What the task requires: Output the full listing word for word.

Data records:
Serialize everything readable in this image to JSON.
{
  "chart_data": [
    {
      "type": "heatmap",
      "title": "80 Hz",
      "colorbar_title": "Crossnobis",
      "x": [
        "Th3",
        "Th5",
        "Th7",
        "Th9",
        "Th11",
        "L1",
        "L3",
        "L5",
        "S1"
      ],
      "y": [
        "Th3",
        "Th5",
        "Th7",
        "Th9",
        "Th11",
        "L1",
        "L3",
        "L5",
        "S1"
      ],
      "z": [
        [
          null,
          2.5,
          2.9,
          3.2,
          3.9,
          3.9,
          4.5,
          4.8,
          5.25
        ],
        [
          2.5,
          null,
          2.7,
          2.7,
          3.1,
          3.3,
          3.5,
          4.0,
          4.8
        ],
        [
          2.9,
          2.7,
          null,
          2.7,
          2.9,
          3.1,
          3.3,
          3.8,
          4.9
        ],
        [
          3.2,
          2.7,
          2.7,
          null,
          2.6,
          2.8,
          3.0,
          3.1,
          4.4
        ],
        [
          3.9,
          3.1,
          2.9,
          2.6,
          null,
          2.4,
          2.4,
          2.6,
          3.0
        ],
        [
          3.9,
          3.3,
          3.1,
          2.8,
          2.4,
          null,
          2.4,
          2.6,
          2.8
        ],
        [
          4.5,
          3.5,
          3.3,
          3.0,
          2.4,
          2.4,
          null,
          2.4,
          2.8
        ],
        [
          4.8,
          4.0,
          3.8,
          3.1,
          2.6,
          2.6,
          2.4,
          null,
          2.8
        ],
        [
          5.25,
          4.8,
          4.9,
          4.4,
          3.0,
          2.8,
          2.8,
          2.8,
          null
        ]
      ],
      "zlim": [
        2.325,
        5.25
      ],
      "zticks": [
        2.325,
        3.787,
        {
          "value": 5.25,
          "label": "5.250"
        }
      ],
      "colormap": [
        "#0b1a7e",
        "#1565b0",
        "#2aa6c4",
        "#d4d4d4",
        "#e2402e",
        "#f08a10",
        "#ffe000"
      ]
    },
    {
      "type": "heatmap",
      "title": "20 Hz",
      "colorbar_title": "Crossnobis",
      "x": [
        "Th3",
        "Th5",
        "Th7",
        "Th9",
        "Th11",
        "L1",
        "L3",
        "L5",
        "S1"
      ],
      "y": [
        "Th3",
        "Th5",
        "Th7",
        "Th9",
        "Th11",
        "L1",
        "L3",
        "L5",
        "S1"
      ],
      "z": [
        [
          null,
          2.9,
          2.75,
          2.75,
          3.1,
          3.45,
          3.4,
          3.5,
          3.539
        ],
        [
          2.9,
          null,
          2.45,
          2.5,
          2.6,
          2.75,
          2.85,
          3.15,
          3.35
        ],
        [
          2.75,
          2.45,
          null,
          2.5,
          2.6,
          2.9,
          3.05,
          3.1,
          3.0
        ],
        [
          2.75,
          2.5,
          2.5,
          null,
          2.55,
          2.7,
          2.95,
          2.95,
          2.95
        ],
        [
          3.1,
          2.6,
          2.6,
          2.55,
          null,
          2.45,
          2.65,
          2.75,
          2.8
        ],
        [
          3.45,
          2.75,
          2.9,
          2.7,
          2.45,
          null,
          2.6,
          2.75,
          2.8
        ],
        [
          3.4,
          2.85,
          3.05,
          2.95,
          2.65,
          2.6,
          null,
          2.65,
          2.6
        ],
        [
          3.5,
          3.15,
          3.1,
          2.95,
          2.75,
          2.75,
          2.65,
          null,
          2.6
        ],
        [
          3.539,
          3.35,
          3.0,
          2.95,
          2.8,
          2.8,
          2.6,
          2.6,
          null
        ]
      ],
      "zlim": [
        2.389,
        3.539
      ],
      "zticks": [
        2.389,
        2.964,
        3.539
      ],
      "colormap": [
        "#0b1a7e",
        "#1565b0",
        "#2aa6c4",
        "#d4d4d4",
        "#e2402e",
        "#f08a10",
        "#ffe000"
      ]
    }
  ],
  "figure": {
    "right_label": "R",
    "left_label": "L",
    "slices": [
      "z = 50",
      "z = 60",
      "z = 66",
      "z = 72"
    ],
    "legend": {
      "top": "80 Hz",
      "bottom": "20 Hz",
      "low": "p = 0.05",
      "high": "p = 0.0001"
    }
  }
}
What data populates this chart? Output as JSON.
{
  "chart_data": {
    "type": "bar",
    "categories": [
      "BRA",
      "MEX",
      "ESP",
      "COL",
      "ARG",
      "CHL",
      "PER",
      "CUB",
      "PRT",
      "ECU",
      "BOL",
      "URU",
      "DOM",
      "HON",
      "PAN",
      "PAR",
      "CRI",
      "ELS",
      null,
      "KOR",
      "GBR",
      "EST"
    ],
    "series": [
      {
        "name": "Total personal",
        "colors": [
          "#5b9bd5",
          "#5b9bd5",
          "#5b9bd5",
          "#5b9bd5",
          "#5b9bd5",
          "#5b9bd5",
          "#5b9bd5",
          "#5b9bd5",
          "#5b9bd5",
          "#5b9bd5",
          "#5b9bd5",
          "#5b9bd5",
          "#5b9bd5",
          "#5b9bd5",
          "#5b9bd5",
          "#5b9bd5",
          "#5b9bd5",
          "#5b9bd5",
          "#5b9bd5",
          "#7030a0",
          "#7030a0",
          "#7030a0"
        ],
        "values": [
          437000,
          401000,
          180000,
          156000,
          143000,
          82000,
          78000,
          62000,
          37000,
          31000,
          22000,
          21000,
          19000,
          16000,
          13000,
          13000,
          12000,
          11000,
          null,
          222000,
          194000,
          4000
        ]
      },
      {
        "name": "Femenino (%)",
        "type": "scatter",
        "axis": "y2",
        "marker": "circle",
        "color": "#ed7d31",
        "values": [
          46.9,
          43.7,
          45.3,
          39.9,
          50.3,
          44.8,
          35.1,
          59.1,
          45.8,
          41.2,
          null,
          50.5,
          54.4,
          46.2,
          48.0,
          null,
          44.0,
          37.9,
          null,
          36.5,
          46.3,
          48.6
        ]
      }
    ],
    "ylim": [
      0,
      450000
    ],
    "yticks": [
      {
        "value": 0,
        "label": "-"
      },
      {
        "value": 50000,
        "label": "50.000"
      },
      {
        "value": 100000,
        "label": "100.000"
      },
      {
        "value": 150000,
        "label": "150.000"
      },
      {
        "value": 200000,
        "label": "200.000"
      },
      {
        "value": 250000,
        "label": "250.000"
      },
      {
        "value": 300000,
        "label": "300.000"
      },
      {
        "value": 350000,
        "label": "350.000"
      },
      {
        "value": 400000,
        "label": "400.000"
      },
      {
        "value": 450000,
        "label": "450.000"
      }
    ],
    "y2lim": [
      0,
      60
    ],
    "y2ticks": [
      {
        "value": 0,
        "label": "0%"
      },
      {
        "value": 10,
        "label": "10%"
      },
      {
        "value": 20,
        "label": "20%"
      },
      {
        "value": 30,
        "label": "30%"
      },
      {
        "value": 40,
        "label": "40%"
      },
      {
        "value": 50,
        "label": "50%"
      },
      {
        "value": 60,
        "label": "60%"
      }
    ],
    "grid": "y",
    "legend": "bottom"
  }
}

The solution:
Serialize everything readable in this image to JSON.
{
  "chart_data": [
    {
      "type": "heatmap",
      "title": "80 Hz",
      "colorbar_title": "Crossnobis",
      "x": [
        "Th3",
        "Th5",
        "Th7",
        "Th9",
        "Th11",
        "L1",
        "L3",
        "L5",
        "S1"
      ],
      "y": [
        "Th3",
        "Th5",
        "Th7",
        "Th9",
        "Th11",
        "L1",
        "L3",
        "L5",
        "S1"
      ],
      "z": [
        [
          null,
          2.5,
          2.9,
          3.2,
          3.9,
          3.9,
          4.5,
          4.8,
          5.25
        ],
        [
          2.5,
          null,
          2.7,
          2.7,
          3.1,
          3.3,
          3.5,
          4.0,
          4.8
        ],
        [
          2.9,
          2.7,
          null,
          2.7,
          2.9,
          3.1,
          3.3,
          3.8,
          4.9
        ],
        [
          3.2,
          2.7,
          2.7,
          null,
          2.6,
          2.8,
          3.0,
          3.1,
          4.4
        ],
        [
          3.9,
          3.1,
          2.9,
          2.6,
          null,
          2.4,
          2.4,
          2.6,
          3.0
        ],
        [
          3.9,
          3.3,
          3.1,
          2.8,
          2.4,
          null,
          2.4,
          2.6,
          2.8
        ],
        [
          4.5,
          3.5,
          3.3,
          3.0,
          2.4,
          2.4,
          null,
          2.4,
          2.8
        ],
        [
          4.8,
          4.0,
          3.8,
          3.1,
          2.6,
          2.6,
          2.4,
          null,
          2.8
        ],
        [
          5.25,
          4.8,
          4.9,
          4.4,
          3.0,
          2.8,
          2.8,
          2.8,
          null
        ]
      ],
      "zlim": [
        2.325,
        5.25
      ],
      "zticks": [
        2.325,
        3.787,
        {
          "value": 5.25,
          "label": "5.250"
        }
      ],
      "colormap": [
        "#0b1a7e",
        "#1565b0",
        "#2aa6c4",
        "#d4d4d4",
        "#e2402e",
        "#f08a10",
        "#ffe000"
      ]
    },
    {
      "type": "heatmap",
      "title": "20 Hz",
      "colorbar_title": "Crossnobis",
      "x": [
        "Th3",
        "Th5",
        "Th7",
        "Th9",
        "Th11",
        "L1",
        "L3",
        "L5",
        "S1"
      ],
      "y": [
        "Th3",
        "Th5",
        "Th7",
        "Th9",
        "Th11",
        "L1",
        "L3",
        "L5",
        "S1"
      ],
      "z": [
        [
          null,
          2.9,
          2.75,
          2.75,
          3.1,
          3.45,
          3.4,
          3.5,
          3.539
        ],
        [
          2.9,
          null,
          2.45,
          2.5,
          2.6,
          2.75,
          2.85,
          3.15,
          3.35
        ],
        [
          2.75,
          2.45,
          null,
          2.5,
          2.6,
          2.9,
          3.05,
          3.1,
          3.0
        ],
        [
          2.75,
          2.5,
          2.5,
          null,
          2.55,
          2.7,
          2.95,
          2.95,
          2.95
        ],
        [
          3.1,
          2.6,
          2.6,
          2.55,
          null,
          2.45,
          2.65,
          2.75,
          2.8
        ],
        [
          3.45,
          2.75,
          2.9,
          2.7,
          2.45,
          null,
          2.6,
          2.75,
          2.8
        ],
        [
          3.4,
          2.85,
          3.05,
          2.95,
          2.65,
          2.6,
          null,
          2.65,
          2.6
        ],
        [
          3.5,
          3.15,
          3.1,
          2.95,
          2.75,
          2.75,
          2.65,
          null,
          2.6
        ],
        [
          3.539,
          3.35,
          3.0,
          2.95,
          2.8,
          2.8,
          2.6,
          2.6,
          null
        ]
      ],
      "zlim": [
        2.389,
        3.539
      ],
      "zticks": [
        2.389,
        2.964,
        3.539
      ],
      "colormap": [
        "#0b1a7e",
        "#1565b0",
        "#2aa6c4",
        "#d4d4d4",
        "#e2402e",
        "#f08a10",
        "#ffe000"
      ]
    }
  ],
  "figure": {
    "right_label": "R",
    "left_label": "L",
    "slices": [
      "z = 50",
      "z = 60",
      "z = 66",
      "z = 72"
    ],
    "legend": {
      "top": "80 Hz",
      "bottom": "20 Hz",
      "low": "p = 0.05",
      "high": "p = 0.0001"
    }
  }
}
What data populates this chart? Output as JSON.
{
  "chart_data": {
    "type": "bar",
    "categories": [
      "BRA",
      "MEX",
      "ESP",
      "COL",
      "ARG",
      "CHL",
      "PER",
      "CUB",
      "PRT",
      "ECU",
      "BOL",
      "URU",
      "DOM",
      "HON",
      "PAN",
      "PAR",
      "CRI",
      "ELS",
      null,
      "KOR",
      "GBR",
      "EST"
    ],
    "series": [
      {
        "name": "Total personal",
        "colors": [
          "#5b9bd5",
          "#5b9bd5",
          "#5b9bd5",
          "#5b9bd5",
          "#5b9bd5",
          "#5b9bd5",
          "#5b9bd5",
          "#5b9bd5",
          "#5b9bd5",
          "#5b9bd5",
          "#5b9bd5",
          "#5b9bd5",
          "#5b9bd5",
          "#5b9bd5",
          "#5b9bd5",
          "#5b9bd5",
          "#5b9bd5",
          "#5b9bd5",
          "#5b9bd5",
          "#7030a0",
          "#7030a0",
          "#7030a0"
        ],
        "values": [
          437000,
          401000,
          180000,
          156000,
          143000,
          82000,
          78000,
          62000,
          37000,
          31000,
          22000,
          21000,
          19000,
          16000,
          13000,
          13000,
          12000,
          11000,
          null,
          222000,
          194000,
          4000
        ]
      },
      {
        "name": "Femenino (%)",
        "type": "scatter",
        "axis": "y2",
        "marker": "circle",
        "color": "#ed7d31",
        "values": [
          46.9,
          43.7,
          45.3,
          39.9,
          50.3,
          44.8,
          35.1,
          59.1,
          45.8,
          41.2,
          null,
          50.5,
          54.4,
          46.2,
          48.0,
          null,
          44.0,
          37.9,
          null,
          36.5,
          46.3,
          48.6
        ]
      }
    ],
    "ylim": [
      0,
      450000
    ],
    "yticks": [
      {
        "value": 0,
        "label": "-"
      },
      {
        "value": 50000,
        "label": "50.000"
      },
      {
        "value": 100000,
        "label": "100.000"
      },
      {
        "value": 150000,
        "label": "150.000"
      },
      {
        "value": 200000,
        "label": "200.000"
      },
      {
        "value": 250000,
        "label": "250.000"
      },
      {
        "value": 300000,
        "label": "300.000"
      },
      {
        "value": 350000,
        "label": "350.000"
      },
      {
        "value": 400000,
        "label": "400.000"
      },
      {
        "value": 450000,
        "label": "450.000"
      }
    ],
    "y2lim": [
      0,
      60
    ],
    "y2ticks": [
      {
        "value": 0,
        "label": "0%"
      },
      {
        "value": 10,
        "label": "10%"
      },
      {
        "value": 20,
        "label": "20%"
      },
      {
        "value": 30,
        "label": "30%"
      },
      {
        "value": 40,
        "label": "40%"
      },
      {
        "value": 50,
        "label": "50%"
      },
      {
        "value": 60,
        "label": "60%"
      }
    ],
    "grid": "y",
    "legend": "bottom"
  }
}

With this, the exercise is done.